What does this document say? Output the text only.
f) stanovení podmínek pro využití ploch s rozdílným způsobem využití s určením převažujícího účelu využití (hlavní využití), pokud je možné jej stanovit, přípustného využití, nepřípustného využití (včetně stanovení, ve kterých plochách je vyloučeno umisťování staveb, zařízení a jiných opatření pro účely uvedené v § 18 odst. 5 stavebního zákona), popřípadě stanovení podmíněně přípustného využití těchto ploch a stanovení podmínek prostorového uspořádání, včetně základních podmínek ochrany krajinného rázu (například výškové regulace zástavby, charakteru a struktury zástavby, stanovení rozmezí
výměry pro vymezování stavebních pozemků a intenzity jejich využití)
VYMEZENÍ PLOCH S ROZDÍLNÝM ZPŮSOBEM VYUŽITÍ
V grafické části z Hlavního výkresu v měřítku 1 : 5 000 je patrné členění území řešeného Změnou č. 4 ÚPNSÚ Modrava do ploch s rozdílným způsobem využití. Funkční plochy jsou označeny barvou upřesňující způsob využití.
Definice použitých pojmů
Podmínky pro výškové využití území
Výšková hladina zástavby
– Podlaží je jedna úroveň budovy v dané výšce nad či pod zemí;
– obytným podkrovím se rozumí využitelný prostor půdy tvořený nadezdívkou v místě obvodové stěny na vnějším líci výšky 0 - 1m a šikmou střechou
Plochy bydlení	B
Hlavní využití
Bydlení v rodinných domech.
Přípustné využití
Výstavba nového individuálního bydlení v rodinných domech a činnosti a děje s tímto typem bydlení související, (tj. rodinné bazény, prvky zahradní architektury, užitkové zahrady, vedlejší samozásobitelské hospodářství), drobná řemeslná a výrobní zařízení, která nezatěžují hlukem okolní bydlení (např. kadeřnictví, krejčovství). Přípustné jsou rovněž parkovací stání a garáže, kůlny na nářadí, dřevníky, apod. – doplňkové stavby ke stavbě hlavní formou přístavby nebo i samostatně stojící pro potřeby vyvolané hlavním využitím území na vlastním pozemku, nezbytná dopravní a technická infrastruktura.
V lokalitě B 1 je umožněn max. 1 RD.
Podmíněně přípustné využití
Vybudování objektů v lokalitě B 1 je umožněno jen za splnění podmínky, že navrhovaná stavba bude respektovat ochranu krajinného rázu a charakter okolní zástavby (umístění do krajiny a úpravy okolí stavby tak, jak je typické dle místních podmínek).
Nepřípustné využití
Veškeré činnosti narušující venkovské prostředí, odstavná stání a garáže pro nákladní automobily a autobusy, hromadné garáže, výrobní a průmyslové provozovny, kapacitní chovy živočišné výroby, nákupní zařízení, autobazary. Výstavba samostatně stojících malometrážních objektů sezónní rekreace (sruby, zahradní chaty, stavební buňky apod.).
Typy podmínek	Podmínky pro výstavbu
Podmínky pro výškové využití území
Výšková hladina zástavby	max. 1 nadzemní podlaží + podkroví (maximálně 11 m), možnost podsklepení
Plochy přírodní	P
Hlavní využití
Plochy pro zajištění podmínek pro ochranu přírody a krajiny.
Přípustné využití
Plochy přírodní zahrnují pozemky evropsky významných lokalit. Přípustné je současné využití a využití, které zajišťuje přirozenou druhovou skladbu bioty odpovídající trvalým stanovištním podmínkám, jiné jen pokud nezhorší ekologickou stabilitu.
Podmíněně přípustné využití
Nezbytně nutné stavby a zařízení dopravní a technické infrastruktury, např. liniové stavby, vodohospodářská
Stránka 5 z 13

----------------------------------------

▸ Work required
Please quote every record above exactly as it appears.

▸ Result below
What does this document say? Output the text only.
f) stanovení podmínek pro využití ploch s rozdílným způsobem využití s určením převažujícího účelu využití (hlavní využití), pokud je možné jej stanovit, přípustného využití, nepřípustného využití (včetně stanovení, ve kterých plochách je vyloučeno umisťování staveb, zařízení a jiných opatření pro účely uvedené v § 18 odst. 5 stavebního zákona), popřípadě stanovení podmíněně přípustného využití těchto ploch a stanovení podmínek prostorového uspořádání, včetně základních podmínek ochrany krajinného rázu (například výškové regulace zástavby, charakteru a struktury zástavby, stanovení rozmezí
výměry pro vymezování stavebních pozemků a intenzity jejich využití)
VYMEZENÍ PLOCH S ROZDÍLNÝM ZPŮSOBEM VYUŽITÍ
V grafické části z Hlavního výkresu v měřítku 1 : 5 000 je patrné členění území řešeného Změnou č. 4 ÚPNSÚ Modrava do ploch s rozdílným způsobem využití. Funkční plochy jsou označeny barvou upřesňující způsob využití.
Definice použitých pojmů
Podmínky pro výškové využití území
Výšková hladina zástavby
– Podlaží je jedna úroveň budovy v dané výšce nad či pod zemí;
– obytným podkrovím se rozumí využitelný prostor půdy tvořený nadezdívkou v místě obvodové stěny na vnějším líci výšky 0 - 1m a šikmou střechou
Plochy bydlení	B
Hlavní využití
Bydlení v rodinných domech.
Přípustné využití
Výstavba nového individuálního bydlení v rodinných domech a činnosti a děje s tímto typem bydlení související, (tj. rodinné bazény, prvky zahradní architektury, užitkové zahrady, vedlejší samozásobitelské hospodářství), drobná řemeslná a výrobní zařízení, která nezatěžují hlukem okolní bydlení (např. kadeřnictví, krejčovství). Přípustné jsou rovněž parkovací stání a garáže, kůlny na nářadí, dřevníky, apod. – doplňkové stavby ke stavbě hlavní formou přístavby nebo i samostatně stojící pro potřeby vyvolané hlavním využitím území na vlastním pozemku, nezbytná dopravní a technická infrastruktura.
V lokalitě B 1 je umožněn max. 1 RD.
Podmíněně přípustné využití
Vybudování objektů v lokalitě B 1 je umožněno jen za splnění podmínky, že navrhovaná stavba bude respektovat ochranu krajinného rázu a charakter okolní zástavby (umístění do krajiny a úpravy okolí stavby tak, jak je typické dle místních podmínek).
Nepřípustné využití
Veškeré činnosti narušující venkovské prostředí, odstavná stání a garáže pro nákladní automobily a autobusy, hromadné garáže, výrobní a průmyslové provozovny, kapacitní chovy živočišné výroby, nákupní zařízení, autobazary. Výstavba samostatně stojících malometrážních objektů sezónní rekreace (sruby, zahradní chaty, stavební buňky apod.).
Typy podmínek	Podmínky pro výstavbu
Podmínky pro výškové využití území
Výšková hladina zástavby	max. 1 nadzemní podlaží + podkroví (maximálně 11 m), možnost podsklepení
Plochy přírodní	P
Hlavní využití
Plochy pro zajištění podmínek pro ochranu přírody a krajiny.
Přípustné využití
Plochy přírodní zahrnují pozemky evropsky významných lokalit. Přípustné je současné využití a využití, které zajišťuje přirozenou druhovou skladbu bioty odpovídající trvalým stanovištním podmínkám, jiné jen pokud nezhorší ekologickou stabilitu.
Podmíněně přípustné využití
Nezbytně nutné stavby a zařízení dopravní a technické infrastruktury, např. liniové stavby, vodohospodářská
Stránka 5 z 13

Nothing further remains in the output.